— start SUPPLIED ENTRIES —

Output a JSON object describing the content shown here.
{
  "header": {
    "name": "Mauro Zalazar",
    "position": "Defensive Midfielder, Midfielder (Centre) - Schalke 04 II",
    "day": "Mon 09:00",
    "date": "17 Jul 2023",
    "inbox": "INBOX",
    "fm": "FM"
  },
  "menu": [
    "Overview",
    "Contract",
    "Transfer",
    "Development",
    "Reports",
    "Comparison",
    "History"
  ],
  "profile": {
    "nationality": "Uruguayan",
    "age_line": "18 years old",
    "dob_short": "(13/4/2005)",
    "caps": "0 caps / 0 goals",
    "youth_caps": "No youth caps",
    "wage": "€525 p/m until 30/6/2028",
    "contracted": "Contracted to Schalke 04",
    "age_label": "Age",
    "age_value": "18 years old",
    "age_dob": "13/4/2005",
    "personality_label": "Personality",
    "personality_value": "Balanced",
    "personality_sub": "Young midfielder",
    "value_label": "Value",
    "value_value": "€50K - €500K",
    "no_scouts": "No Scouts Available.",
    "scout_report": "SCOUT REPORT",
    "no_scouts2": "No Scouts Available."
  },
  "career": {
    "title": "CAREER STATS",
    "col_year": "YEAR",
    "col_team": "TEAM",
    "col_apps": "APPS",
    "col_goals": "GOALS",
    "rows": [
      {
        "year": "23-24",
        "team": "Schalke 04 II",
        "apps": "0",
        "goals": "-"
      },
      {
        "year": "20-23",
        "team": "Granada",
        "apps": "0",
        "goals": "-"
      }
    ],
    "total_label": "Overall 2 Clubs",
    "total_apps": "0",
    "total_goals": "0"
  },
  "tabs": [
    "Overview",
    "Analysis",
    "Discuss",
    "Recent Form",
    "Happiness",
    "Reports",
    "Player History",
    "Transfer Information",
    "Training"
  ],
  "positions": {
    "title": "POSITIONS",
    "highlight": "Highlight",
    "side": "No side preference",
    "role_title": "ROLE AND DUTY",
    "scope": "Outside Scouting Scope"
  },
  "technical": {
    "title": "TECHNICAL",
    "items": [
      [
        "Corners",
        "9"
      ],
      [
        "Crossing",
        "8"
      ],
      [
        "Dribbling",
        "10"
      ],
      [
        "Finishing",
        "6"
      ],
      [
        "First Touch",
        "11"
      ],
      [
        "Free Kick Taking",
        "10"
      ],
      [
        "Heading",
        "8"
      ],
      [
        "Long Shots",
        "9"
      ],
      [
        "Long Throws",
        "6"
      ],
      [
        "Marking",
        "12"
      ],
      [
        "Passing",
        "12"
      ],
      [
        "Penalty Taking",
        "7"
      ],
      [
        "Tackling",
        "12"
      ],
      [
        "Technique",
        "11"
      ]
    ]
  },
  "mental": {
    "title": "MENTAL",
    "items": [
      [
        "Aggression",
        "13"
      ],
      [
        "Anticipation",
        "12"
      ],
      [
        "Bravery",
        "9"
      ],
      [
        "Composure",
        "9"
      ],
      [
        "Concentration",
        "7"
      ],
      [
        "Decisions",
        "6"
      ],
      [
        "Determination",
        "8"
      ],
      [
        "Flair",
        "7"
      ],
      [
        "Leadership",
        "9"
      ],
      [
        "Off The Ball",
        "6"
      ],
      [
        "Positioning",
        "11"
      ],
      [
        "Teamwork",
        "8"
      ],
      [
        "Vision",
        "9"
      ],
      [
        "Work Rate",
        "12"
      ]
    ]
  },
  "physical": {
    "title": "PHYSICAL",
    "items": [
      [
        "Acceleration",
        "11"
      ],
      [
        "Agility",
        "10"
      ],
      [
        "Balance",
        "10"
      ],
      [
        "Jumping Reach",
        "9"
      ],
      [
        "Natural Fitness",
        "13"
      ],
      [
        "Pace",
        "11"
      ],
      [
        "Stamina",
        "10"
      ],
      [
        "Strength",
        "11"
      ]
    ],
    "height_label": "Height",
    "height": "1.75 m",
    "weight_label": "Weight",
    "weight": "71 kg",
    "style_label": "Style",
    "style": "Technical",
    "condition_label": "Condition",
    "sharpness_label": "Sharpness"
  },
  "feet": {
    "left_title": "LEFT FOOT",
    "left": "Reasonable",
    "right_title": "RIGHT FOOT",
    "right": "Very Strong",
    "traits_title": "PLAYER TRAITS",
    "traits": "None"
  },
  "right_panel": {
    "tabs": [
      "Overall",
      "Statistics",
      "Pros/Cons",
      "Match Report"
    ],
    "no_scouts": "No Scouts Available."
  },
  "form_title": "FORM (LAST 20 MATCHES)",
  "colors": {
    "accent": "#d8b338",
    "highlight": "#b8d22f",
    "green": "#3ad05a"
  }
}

— end SUPPLIED ENTRIES —
— start SUPPLIED ENTRIES —

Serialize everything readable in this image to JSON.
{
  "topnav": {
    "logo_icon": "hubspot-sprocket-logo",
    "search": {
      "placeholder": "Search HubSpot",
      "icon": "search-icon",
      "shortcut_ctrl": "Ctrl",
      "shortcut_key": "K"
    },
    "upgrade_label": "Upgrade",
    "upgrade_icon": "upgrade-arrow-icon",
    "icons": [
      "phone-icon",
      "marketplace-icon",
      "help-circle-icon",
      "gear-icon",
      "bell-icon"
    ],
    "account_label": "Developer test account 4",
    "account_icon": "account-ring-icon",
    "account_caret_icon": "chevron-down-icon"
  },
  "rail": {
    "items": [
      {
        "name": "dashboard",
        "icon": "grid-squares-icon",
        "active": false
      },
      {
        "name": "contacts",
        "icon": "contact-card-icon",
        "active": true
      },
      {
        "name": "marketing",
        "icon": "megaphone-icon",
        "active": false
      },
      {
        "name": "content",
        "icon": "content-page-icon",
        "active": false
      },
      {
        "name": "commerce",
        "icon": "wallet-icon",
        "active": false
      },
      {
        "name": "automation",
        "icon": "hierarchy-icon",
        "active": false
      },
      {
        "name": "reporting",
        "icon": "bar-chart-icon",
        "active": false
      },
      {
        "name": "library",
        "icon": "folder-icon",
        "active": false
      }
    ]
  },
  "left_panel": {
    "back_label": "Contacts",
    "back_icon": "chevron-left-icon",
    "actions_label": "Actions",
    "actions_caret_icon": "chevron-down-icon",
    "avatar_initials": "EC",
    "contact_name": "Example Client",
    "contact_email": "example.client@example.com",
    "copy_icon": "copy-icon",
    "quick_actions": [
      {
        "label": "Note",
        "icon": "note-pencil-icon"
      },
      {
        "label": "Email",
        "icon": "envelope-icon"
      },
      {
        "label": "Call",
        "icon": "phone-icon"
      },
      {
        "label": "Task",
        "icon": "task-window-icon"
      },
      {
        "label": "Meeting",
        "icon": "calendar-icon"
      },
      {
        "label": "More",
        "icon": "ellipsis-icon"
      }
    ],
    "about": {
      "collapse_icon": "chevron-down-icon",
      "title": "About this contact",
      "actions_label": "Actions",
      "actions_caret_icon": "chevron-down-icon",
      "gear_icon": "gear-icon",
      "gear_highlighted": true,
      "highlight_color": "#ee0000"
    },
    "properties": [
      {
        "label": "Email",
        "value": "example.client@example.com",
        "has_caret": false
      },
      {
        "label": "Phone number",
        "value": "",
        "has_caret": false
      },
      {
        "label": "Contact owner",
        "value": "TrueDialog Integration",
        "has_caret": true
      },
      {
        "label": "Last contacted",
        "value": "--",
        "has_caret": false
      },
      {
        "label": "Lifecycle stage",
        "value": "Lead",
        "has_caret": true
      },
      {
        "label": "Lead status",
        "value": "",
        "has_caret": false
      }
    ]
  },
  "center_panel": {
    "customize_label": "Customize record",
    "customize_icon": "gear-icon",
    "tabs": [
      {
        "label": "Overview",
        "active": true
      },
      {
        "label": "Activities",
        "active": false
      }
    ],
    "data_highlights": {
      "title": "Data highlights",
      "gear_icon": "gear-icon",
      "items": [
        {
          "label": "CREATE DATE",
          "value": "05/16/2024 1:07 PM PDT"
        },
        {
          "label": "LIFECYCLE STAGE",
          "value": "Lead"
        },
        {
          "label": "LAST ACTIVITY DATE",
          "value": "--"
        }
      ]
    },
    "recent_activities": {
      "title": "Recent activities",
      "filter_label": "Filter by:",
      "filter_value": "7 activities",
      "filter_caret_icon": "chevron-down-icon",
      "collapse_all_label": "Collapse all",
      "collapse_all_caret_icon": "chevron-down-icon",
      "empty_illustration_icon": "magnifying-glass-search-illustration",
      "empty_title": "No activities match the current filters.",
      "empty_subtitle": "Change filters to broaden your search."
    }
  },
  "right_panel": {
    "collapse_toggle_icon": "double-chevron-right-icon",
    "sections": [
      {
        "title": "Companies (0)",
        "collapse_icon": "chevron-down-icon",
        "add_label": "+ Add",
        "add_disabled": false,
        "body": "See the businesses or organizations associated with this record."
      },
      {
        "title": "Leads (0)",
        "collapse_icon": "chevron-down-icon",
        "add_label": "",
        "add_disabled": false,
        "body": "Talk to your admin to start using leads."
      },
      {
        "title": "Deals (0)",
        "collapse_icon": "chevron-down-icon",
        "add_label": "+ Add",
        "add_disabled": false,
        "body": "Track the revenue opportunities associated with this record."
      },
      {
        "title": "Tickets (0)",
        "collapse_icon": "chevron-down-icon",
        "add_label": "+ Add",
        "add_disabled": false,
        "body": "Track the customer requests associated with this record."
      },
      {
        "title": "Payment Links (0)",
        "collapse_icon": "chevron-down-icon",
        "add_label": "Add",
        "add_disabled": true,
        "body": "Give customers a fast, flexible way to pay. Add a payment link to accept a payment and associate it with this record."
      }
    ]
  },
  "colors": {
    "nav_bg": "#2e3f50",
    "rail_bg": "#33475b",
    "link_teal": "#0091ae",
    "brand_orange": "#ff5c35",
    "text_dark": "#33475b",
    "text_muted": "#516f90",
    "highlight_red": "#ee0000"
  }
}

— end SUPPLIED ENTRIES —
— start SUPPLIED ENTRIES —

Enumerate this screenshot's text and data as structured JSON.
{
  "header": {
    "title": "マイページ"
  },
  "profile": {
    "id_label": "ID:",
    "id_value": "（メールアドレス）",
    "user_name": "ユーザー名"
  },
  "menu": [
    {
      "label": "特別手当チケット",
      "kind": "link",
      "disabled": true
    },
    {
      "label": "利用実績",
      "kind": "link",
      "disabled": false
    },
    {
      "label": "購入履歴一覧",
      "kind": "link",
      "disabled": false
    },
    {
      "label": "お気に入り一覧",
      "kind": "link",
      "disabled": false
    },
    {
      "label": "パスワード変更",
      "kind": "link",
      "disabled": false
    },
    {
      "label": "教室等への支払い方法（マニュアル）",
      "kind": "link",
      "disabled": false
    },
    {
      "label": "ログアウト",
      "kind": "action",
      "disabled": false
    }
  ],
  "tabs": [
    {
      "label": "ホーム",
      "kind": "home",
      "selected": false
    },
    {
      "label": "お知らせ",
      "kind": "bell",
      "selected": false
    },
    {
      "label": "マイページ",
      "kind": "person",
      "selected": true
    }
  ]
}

— end SUPPLIED ENTRIES —

▸ JOB
Scan the data above and copy every line with "FOOT" in it.

▸ SOLUTION BELOW
    "left_title": "LEFT FOOT",
    "right_title": "RIGHT FOOT",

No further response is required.